Work through the entries below and report how many lines include "VBAT". The number alone is the answer.
>> Start DATA FOR THIS EXERCISE
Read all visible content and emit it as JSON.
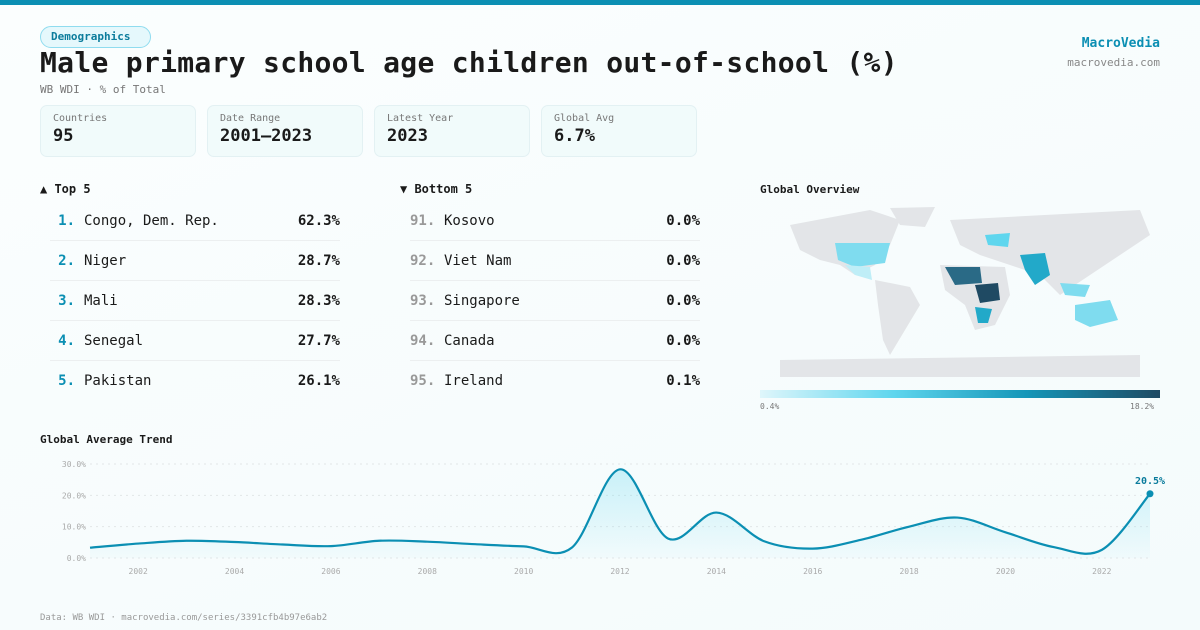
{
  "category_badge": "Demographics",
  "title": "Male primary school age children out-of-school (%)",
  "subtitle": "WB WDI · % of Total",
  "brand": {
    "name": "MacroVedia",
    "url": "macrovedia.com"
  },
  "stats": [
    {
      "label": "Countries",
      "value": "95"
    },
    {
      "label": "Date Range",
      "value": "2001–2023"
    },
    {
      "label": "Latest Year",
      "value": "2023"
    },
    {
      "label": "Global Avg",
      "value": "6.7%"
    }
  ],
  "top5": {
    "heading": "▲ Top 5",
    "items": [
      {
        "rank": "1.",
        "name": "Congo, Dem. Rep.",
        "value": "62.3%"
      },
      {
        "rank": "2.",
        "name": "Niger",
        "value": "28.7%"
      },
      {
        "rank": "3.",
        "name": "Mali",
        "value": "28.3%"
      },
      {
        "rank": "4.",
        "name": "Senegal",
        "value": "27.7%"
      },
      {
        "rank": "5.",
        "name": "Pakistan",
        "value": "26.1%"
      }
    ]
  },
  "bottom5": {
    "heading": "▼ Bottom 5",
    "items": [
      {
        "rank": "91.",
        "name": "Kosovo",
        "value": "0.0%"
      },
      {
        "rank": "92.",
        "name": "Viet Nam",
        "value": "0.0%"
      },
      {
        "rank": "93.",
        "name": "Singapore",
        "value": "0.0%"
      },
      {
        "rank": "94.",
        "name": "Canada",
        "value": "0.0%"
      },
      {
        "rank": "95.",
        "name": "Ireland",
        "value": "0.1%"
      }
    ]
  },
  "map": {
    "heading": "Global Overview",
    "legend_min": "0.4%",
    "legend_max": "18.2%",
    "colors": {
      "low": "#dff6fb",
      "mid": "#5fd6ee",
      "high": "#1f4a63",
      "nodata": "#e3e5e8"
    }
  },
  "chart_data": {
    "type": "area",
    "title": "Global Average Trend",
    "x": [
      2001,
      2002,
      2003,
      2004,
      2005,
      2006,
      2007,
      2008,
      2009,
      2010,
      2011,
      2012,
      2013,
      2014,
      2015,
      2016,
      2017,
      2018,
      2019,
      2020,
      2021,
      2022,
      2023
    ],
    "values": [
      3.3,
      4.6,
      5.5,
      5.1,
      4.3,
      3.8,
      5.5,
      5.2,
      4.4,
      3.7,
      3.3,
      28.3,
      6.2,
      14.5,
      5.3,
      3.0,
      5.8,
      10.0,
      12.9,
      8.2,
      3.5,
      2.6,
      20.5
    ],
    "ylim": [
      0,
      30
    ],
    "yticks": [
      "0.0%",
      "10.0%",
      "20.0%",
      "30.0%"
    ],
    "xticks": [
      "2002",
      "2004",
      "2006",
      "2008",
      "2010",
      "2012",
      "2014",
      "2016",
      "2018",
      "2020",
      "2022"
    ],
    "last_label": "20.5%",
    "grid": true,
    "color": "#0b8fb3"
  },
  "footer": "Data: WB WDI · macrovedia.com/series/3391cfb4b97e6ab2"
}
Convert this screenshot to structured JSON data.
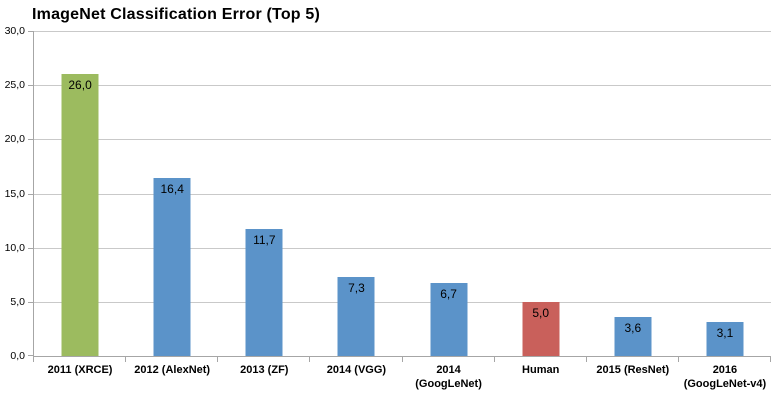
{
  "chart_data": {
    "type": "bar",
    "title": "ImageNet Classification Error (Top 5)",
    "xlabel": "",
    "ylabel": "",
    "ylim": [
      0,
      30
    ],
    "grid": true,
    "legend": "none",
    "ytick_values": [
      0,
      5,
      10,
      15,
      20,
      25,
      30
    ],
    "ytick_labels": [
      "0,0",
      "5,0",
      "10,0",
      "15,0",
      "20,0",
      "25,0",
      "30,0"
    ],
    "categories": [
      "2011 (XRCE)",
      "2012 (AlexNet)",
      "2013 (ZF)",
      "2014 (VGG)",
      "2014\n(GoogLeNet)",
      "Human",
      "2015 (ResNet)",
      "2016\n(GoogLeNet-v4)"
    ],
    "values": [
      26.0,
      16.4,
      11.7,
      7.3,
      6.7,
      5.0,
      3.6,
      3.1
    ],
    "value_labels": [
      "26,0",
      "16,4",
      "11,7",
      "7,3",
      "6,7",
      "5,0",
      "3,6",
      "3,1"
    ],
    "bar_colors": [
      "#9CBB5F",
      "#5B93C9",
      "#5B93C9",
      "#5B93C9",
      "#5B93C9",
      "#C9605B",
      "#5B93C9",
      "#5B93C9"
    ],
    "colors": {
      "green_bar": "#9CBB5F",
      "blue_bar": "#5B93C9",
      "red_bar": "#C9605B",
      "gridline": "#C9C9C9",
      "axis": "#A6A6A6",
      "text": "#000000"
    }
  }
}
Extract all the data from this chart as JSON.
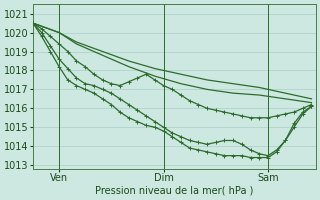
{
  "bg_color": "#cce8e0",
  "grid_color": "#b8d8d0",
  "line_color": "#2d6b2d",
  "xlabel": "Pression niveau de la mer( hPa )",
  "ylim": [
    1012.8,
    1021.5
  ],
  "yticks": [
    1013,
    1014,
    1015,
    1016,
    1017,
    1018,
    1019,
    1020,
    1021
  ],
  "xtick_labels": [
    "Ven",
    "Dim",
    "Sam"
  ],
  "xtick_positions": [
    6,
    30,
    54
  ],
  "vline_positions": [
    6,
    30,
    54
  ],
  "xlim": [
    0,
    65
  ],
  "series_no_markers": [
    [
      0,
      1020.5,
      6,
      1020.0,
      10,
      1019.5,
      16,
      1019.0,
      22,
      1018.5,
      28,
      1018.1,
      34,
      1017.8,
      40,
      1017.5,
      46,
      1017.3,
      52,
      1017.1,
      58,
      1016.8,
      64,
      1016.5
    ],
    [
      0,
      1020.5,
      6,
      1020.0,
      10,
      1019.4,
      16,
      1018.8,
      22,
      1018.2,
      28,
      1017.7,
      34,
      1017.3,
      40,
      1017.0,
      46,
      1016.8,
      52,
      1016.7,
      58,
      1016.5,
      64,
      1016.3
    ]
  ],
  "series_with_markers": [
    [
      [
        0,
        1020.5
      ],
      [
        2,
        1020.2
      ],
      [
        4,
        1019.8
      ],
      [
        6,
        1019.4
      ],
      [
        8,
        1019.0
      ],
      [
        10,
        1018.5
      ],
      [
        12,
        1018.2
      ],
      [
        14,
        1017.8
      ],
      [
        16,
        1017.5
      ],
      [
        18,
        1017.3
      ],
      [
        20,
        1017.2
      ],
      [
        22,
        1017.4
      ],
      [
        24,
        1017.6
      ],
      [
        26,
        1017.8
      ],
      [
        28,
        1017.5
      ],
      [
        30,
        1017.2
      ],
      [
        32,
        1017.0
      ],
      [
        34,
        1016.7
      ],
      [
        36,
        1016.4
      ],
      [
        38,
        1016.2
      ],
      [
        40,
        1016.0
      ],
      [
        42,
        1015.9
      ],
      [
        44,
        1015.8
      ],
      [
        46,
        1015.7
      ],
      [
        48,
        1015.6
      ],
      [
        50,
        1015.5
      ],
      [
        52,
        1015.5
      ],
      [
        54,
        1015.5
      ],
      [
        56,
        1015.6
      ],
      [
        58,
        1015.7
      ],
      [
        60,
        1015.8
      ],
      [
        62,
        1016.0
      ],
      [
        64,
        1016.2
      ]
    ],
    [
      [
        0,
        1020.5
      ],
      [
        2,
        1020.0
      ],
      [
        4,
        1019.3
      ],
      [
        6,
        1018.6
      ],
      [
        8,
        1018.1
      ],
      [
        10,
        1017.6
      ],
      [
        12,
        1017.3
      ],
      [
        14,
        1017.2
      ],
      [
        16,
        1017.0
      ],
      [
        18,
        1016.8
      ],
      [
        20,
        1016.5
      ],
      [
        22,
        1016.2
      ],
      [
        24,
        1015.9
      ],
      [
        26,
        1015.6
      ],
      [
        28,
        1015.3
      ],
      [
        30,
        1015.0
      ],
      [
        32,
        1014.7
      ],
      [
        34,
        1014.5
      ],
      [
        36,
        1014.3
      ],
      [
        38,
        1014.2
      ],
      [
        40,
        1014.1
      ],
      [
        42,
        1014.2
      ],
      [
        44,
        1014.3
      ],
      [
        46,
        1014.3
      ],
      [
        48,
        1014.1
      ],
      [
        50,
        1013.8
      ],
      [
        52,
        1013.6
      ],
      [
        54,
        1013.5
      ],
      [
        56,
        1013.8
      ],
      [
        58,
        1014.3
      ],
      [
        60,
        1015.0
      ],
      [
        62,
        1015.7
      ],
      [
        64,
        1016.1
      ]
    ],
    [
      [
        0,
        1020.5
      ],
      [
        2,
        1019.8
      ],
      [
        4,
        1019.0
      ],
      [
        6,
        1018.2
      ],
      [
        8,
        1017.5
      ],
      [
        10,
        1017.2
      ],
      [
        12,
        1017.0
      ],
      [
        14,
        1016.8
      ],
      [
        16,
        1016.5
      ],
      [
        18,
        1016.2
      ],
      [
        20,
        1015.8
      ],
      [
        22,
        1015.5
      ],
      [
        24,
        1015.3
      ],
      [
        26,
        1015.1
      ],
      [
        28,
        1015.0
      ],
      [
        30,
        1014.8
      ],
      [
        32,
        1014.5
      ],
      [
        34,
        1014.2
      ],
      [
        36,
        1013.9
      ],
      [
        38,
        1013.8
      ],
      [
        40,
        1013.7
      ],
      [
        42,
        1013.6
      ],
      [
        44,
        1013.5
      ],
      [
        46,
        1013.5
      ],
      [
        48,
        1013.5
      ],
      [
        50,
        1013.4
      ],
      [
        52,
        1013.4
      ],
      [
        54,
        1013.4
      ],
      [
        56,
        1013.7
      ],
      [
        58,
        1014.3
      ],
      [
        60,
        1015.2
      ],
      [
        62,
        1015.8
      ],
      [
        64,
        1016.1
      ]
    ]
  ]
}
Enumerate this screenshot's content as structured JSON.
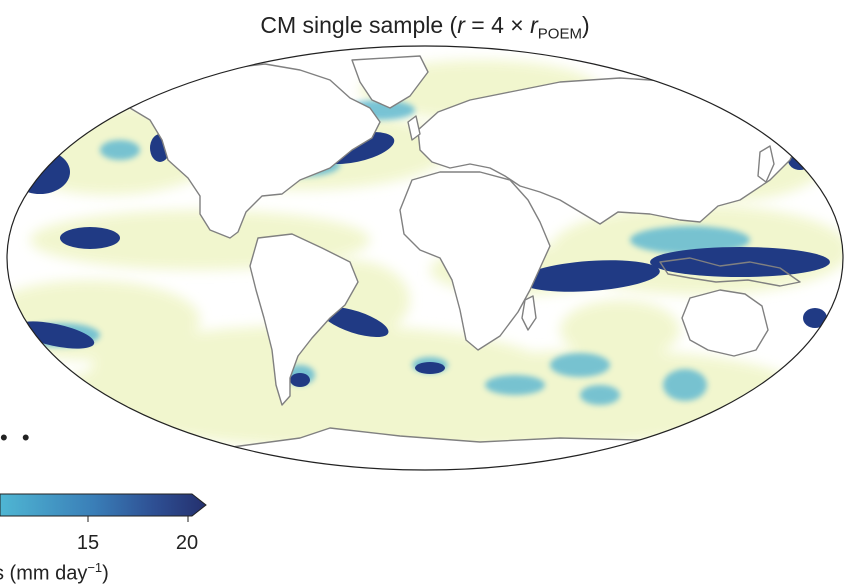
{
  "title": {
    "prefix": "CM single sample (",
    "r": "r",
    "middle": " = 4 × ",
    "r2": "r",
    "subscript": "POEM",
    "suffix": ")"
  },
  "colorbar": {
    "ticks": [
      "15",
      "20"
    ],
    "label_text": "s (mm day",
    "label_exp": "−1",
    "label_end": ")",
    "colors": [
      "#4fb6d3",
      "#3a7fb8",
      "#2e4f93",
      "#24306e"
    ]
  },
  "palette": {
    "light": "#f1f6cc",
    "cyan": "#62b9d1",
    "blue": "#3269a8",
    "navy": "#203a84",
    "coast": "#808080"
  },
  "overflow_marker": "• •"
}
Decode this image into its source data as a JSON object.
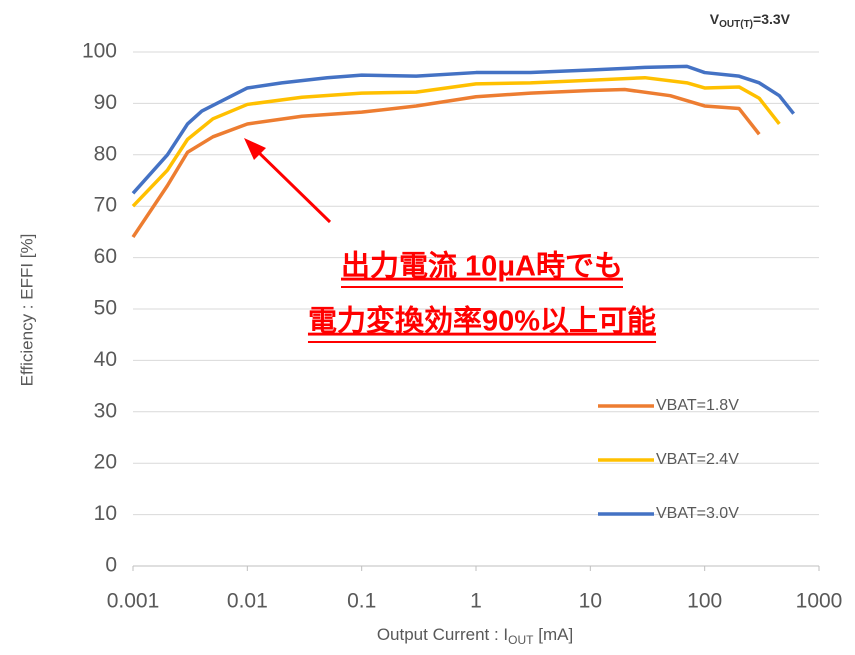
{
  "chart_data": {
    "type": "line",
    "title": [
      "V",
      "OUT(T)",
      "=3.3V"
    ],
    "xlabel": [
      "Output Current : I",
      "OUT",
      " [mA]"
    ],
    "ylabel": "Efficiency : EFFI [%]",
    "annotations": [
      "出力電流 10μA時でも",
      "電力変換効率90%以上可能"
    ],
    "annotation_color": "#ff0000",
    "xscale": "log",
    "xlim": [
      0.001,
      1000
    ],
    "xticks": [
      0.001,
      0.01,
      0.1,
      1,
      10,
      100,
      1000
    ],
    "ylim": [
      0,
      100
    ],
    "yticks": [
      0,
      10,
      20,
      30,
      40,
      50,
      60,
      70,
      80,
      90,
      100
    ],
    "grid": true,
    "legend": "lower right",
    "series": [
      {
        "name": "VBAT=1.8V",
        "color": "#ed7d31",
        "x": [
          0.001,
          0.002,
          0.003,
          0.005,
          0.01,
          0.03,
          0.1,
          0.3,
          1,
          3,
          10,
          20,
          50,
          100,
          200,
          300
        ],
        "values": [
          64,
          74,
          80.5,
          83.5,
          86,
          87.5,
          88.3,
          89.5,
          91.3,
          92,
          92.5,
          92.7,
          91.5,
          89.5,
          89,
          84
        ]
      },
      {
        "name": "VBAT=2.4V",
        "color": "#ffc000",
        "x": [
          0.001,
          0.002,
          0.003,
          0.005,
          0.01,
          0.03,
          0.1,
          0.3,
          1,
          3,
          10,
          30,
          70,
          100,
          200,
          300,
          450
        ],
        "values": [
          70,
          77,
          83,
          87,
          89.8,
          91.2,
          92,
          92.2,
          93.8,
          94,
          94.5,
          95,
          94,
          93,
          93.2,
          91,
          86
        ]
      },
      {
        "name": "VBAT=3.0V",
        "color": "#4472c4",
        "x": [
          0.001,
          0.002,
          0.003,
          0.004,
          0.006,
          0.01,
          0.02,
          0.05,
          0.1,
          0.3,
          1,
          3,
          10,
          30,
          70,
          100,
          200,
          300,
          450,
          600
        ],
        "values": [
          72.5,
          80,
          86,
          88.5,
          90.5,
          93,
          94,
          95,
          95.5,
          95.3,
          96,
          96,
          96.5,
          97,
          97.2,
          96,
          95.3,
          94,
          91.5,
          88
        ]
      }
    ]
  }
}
>> End DATA FOR THIS EXERCISE
* SOLUTION TO THE EXERCISE
3